Aconteceram expectativas,
que a gente não pode ter nesse tipo de atividade, e já fica a sugestão, a gente
tem que viver a realidade. Fica uma vivência de uma realidade absoluta,
absolutamente diferente da minha, do meu país, do Brasil, do nosso povo e de
viver aquilo que a gente tem, daquilo que o terreno nos oferece, aquilo que a
realidade nos oferece, seja em termos de conforto, de alimentação, de
expectativas, como eu falei.
Porque a gente vai para viver
uma missão com essa missão, neste caso uma missão política especial, com a
expectativa de fazer parte da transição política do Sudão, que era o que se
esperava e que estava em vias de acontecer. Mas, infelizmente, eu fui
participar de um processo de paz e acabei vivenciando um conflito. Então não
tem como não mexer com a gente.
ON: Aqui em Nova Iorque, a
gente fala muito sobre a participação das mulheres nas missões de paz, nas
missões de estabilização. Um dos processos que você está fazendo que passou foi
justamente esse treinamento específico para as mulheres no Brasil. O que tem de
diferente nesse treinamento para mulheres e como que é de fato estar lá no
campo e ter essa vivência, sendo ainda a minoria no terreno, sendo mulher.
GB: Olha o Brasil, eu falo de carteirinha assim, prepara a gente
muito, tem uma expertise imensa. Já são anos preparando boinas-azuis para
atuarem sob a égide da ONU e eles agora estão trabalhando, por pedido da ONU,
para aumentar esse equilíbrio de gênero. A gente tem essa experiência já e foi
muito importante.
Eu não falo por tudo o que
eu vivi no terreno, mas como o treinamento me preparou. Eu saí do Brasil
extremamente preparada para viver as experiências que eu vivi, inclusive as
experiências de evacuação e de tensão. A gente treina isso lá.
Especificamente para as
mulheres, a gente trabalha não só essa parte de equilíbrio de gênero, como as
dificuldades em ser mulher por estar no terreno também. E a gente aprende algo
muito importante, que é o motivo pelo qual a ONU busca esse equilíbrio de
gênero, que é a gente poder conversar com as mulheres que estão no país e que
vivem aí os efeitos de um conflito, de uma guerra, porque as mulheres são
ainda, infelizmente, usadas como armas de guerra.
A gente aprende lá como
lidar com elas, como conversar com elas, como poder estar no terreno e trazer
essas demandas específicas de mulheres para nossa missão, para nosso canal de
comando, para a gente poder tentar agir em prol dessas mulheres que estão
sofrendo os conflitos. Como parte dos conflitos, elas precisam fazer parte das
soluções. É isso e é isso que a gente fala, é isso que a gente coloca nas
nossas palestras, nas nossas conversas no terreno.
No meu caso, a gente vivia
tanto com militares do governo do Sudão e de grupos armados. Então, a ideia era
mostrar isso para eles de uma maneira que a gente pudesse agregar essas
mulheres ao processo de paz.
Unicef/Ron Haviv - Uma menina de 12 anos (à direita), que vive em um campo para deslocados no estado de Darfur do Norte, no Sudão, diz que foi estuprada por soldados do governo
ON: Que histórias é
que saíram do Sudão, que não sairiam da população contando ao homem
militar?

**LISTA DE LINHAS:**
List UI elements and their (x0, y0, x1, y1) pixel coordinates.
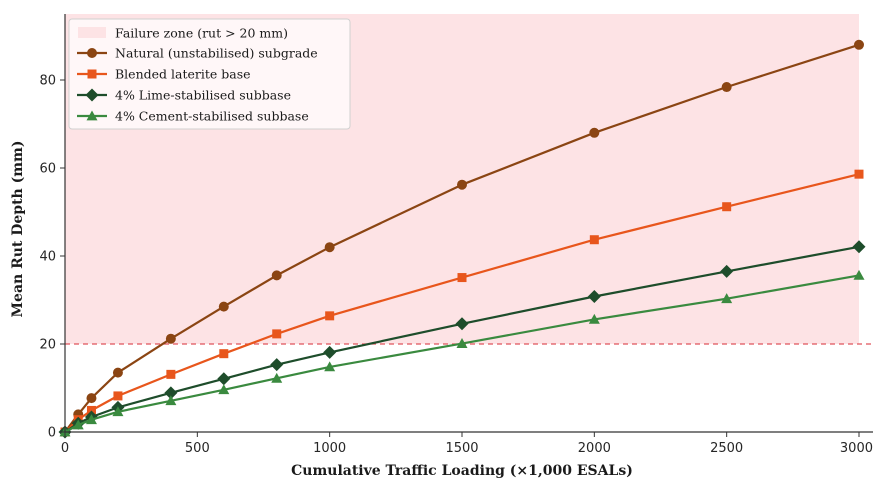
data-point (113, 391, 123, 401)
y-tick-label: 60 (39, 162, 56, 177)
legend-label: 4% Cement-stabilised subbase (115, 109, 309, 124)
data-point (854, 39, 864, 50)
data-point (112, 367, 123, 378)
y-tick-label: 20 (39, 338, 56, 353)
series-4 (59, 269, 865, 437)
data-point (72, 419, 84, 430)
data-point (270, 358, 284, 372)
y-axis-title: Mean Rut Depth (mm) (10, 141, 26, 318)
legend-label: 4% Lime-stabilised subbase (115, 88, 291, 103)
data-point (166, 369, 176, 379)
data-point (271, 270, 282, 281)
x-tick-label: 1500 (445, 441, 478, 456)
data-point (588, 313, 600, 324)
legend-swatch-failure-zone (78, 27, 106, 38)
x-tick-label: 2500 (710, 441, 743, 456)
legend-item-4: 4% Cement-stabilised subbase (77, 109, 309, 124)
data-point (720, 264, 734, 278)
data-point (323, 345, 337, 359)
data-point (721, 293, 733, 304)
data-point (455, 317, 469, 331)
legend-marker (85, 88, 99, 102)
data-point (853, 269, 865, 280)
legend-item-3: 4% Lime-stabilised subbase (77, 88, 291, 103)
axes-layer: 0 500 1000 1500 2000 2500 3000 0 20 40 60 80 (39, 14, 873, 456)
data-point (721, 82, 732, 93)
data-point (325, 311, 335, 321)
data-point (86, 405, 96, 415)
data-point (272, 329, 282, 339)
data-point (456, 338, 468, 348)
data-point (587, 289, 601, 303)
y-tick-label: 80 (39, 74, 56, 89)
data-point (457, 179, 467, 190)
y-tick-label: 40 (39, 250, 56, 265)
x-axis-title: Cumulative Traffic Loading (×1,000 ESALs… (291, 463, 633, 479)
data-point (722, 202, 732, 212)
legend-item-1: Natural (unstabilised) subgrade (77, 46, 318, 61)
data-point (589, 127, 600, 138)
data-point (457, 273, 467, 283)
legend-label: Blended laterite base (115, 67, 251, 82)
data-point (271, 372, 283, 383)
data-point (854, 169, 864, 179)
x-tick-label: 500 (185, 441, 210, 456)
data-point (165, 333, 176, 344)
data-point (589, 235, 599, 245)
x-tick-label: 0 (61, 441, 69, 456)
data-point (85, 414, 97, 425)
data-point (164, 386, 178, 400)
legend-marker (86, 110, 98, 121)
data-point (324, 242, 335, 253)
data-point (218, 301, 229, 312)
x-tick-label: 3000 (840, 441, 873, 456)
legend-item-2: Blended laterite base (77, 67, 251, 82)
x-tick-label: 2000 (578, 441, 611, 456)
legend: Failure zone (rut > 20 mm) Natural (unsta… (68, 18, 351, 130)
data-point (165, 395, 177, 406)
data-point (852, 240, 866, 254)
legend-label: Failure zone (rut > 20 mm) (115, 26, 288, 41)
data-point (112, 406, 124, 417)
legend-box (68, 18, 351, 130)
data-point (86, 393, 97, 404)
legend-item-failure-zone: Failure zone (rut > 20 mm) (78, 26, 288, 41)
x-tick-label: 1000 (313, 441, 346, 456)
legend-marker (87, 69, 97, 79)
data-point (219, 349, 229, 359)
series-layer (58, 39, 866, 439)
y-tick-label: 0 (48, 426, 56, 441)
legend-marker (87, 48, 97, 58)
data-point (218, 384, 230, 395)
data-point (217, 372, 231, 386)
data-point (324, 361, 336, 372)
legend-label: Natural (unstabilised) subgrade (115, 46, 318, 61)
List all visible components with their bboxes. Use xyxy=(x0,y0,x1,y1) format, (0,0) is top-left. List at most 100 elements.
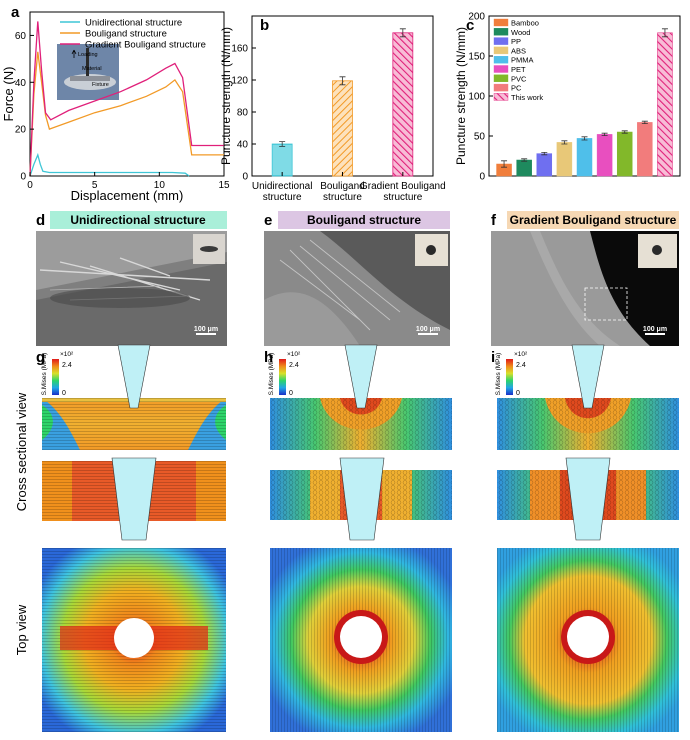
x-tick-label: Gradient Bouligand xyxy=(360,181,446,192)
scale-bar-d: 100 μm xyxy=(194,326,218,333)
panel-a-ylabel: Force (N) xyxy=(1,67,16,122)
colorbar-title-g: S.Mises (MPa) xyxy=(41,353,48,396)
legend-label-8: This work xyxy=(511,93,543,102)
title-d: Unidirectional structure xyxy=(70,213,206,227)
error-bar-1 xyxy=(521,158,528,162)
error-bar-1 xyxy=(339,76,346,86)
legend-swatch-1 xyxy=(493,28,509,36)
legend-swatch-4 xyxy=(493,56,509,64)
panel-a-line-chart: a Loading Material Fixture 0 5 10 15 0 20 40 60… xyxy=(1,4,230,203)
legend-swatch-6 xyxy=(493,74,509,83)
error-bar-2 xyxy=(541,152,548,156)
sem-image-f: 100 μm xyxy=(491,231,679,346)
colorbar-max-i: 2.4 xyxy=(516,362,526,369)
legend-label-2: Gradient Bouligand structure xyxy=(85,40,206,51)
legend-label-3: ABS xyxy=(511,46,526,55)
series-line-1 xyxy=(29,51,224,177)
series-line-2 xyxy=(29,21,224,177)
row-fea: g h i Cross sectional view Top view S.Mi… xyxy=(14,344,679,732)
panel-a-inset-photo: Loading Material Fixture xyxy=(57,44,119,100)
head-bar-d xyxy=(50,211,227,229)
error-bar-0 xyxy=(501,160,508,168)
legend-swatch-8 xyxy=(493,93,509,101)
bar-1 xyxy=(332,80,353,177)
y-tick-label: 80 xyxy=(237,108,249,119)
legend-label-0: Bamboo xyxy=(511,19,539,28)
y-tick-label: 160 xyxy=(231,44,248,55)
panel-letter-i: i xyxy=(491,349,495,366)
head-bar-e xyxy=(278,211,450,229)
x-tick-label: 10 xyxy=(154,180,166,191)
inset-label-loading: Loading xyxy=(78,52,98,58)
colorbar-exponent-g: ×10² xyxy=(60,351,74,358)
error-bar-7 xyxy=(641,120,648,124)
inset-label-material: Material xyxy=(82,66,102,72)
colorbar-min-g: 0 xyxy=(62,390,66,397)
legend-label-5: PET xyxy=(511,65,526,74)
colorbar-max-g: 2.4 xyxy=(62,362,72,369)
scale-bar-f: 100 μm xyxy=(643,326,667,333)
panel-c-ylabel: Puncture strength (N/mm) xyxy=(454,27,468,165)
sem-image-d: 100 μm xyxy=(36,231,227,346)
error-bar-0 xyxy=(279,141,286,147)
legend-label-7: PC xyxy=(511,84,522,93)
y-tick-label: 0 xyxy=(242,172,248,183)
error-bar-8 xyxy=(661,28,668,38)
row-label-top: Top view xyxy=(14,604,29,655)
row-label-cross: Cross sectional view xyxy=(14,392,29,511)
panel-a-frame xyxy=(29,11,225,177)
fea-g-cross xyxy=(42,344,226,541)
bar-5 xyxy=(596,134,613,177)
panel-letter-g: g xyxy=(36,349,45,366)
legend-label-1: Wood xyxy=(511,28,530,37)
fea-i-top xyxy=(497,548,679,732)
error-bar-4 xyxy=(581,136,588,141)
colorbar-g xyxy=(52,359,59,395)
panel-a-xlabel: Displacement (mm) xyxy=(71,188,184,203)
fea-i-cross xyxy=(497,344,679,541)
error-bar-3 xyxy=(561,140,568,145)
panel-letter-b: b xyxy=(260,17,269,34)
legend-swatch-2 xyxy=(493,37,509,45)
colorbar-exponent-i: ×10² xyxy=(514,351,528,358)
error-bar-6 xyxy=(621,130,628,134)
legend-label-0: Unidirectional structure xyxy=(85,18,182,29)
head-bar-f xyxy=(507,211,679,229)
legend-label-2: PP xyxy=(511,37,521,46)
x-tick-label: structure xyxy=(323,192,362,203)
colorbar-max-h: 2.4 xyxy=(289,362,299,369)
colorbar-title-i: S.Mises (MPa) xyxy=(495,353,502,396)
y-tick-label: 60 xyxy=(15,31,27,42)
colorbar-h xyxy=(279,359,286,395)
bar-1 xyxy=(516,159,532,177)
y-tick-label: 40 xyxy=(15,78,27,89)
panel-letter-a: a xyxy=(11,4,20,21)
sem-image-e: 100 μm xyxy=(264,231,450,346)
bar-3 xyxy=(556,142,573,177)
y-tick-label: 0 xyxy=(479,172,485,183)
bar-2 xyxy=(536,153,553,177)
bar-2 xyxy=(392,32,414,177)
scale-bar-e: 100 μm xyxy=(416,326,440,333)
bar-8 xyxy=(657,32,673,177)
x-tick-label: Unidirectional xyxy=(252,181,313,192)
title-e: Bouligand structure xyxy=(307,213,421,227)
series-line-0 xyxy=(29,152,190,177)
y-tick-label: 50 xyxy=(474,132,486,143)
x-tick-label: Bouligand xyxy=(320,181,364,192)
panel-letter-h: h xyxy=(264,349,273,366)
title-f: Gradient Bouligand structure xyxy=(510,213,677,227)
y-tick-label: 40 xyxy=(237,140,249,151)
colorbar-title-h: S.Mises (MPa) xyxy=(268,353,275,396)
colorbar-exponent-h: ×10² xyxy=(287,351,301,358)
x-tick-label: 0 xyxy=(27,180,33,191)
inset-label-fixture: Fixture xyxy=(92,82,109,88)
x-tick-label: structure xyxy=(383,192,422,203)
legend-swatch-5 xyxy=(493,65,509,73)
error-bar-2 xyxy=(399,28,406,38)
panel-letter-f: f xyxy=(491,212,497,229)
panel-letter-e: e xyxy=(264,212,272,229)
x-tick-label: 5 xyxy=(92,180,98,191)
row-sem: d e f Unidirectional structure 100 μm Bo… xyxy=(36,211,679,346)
==
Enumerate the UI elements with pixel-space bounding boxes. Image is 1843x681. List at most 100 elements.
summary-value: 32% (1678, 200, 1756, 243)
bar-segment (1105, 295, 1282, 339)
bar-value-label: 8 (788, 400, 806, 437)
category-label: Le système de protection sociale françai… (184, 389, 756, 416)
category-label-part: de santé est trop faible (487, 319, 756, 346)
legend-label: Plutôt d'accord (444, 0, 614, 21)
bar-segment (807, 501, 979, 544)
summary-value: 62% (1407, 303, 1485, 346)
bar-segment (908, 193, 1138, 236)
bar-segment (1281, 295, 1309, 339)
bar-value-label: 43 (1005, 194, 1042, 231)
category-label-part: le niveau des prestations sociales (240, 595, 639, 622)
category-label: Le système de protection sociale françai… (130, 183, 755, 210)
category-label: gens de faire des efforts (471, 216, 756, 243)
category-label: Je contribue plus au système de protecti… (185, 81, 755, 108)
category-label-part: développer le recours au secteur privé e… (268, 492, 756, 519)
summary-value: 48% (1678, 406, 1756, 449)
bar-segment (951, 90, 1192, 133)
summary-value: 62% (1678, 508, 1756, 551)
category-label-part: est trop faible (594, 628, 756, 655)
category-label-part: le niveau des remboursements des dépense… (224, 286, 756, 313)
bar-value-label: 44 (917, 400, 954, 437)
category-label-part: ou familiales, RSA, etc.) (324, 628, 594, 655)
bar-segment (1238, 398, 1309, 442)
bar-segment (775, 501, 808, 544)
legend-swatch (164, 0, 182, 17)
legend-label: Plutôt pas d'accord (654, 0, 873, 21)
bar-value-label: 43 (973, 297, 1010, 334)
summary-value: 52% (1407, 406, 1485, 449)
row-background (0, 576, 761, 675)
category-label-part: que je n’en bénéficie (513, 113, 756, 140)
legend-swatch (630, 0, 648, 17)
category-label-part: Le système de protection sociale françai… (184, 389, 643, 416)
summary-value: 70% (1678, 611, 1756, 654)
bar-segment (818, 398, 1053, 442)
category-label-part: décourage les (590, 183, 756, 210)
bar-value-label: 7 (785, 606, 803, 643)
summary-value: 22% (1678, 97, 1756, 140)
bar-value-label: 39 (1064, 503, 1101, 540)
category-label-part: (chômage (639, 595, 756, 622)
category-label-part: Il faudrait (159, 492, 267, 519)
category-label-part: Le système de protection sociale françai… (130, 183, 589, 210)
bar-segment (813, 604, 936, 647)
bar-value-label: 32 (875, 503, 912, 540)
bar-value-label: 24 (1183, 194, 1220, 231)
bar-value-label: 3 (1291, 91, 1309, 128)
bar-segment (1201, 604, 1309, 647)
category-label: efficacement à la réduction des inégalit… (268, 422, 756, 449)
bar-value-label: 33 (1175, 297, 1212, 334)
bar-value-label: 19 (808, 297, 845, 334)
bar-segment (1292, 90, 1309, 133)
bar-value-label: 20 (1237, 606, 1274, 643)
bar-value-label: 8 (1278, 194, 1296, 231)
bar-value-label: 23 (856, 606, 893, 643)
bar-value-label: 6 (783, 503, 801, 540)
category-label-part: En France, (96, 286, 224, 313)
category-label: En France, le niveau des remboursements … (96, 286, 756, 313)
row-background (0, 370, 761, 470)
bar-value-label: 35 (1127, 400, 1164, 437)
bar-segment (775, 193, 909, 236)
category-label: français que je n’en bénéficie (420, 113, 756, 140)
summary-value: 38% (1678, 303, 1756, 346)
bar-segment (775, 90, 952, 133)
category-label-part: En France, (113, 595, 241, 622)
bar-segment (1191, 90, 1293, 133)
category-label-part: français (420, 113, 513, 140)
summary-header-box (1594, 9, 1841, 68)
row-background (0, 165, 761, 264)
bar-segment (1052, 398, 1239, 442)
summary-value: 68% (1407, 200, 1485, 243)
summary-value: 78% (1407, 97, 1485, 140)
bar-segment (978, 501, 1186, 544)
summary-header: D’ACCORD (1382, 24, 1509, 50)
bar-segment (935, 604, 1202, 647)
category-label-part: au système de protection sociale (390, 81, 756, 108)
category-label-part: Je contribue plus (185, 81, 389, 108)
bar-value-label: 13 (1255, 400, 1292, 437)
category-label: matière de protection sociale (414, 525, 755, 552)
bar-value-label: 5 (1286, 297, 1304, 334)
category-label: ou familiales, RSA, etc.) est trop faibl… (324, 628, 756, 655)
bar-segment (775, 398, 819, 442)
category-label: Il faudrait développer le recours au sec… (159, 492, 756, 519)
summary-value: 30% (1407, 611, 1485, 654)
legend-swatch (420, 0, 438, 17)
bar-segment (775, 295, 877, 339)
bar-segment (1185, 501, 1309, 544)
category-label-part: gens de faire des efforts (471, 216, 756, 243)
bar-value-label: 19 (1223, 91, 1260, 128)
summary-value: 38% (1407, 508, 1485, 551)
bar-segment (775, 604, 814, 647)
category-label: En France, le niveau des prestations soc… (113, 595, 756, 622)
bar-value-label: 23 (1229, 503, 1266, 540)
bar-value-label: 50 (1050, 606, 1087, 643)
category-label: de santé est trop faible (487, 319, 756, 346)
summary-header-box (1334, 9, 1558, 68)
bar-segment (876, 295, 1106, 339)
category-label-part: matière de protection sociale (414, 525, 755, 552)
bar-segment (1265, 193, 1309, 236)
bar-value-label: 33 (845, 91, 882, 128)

**O QUE FAZER:**
• 1. Responda com base na entrevista sobre a missão no Sudão, marcando as respostas com as mesmas letras:
(a) Que tipo de missão a entrevistada diz que foi viver no Sudão?
(b) A pedido de quem o Brasil está trabalhando para aumentar o equilíbrio de gênero?
(c) Com quem a entrevistada convivia no caso dela?
• 2. Dê sequência à entrevista sobre a missão no Sudão, começando logo depois da última pergunta.

**RESPOSTAS EM ORDEM:**
• 1.
(a) Uma missão política especial.
(b) Da ONU.
(c) Com militares do governo do Sudão e de grupos armados.

• 2.
GB: Infelizmente, a gente ainda vê muitos e rotineiros casos de
violência sexual, da não participação da mulher nos processos, ainda mais de
decisão, de tomada de decisão para aquela comunidade, para aquele grupo. Então,
seja em grupos religiosos, sejam em grupos estudantis. Eu fiquei feliz de
ter esse contato com a Universidade de Al Fashir, no norte de Darfur, onde eu
estava morando, de ver muitas mulheres já podendo estudar, frequentando a
universidade.
Mas elas ainda não estão,
por exemplo, no governo. Elas não estão representando grupos armados. A gente
sabe que elas fazem parte também e é muito importante que isso aconteça. Então
elas ainda sofrem essa violência, essa violência diária. E infelizmente a gente
recebia relatórios de segurança diários com essas, esses casos de violência e
covardias, de não poder, por exemplo, conversar com um homem, de estar sozinha
andando na rua, tinha sempre que está ou era o marido ou era a família. Então
ainda tem essa questão cultural e até mesmo religiosa, de afastar as mulheres,
de não as deixar participar de todos os processos que elas deveriam estar.
ON: Mas durante esse quase
um ano no Sudão, qual foi o grande aprendizado que traz de volta para o Brasil?
Para sua carreira, para a sua vida?
GB: Olha ela, além do orgulho de ter participado de uma missão da ONU
– de ser uma boina-azul, representar o Brasil nesse cenário internacional em
prol da paz que o mundo tanto precisa, em especial nos dias de hoje – o que eu
aprendi muito lá com a convivência, principalmente com o povo do Sudão e também
com os meus colegas de missão, é muito mais tolerância, muito mais respeito,
muito mais humildade e gratidão.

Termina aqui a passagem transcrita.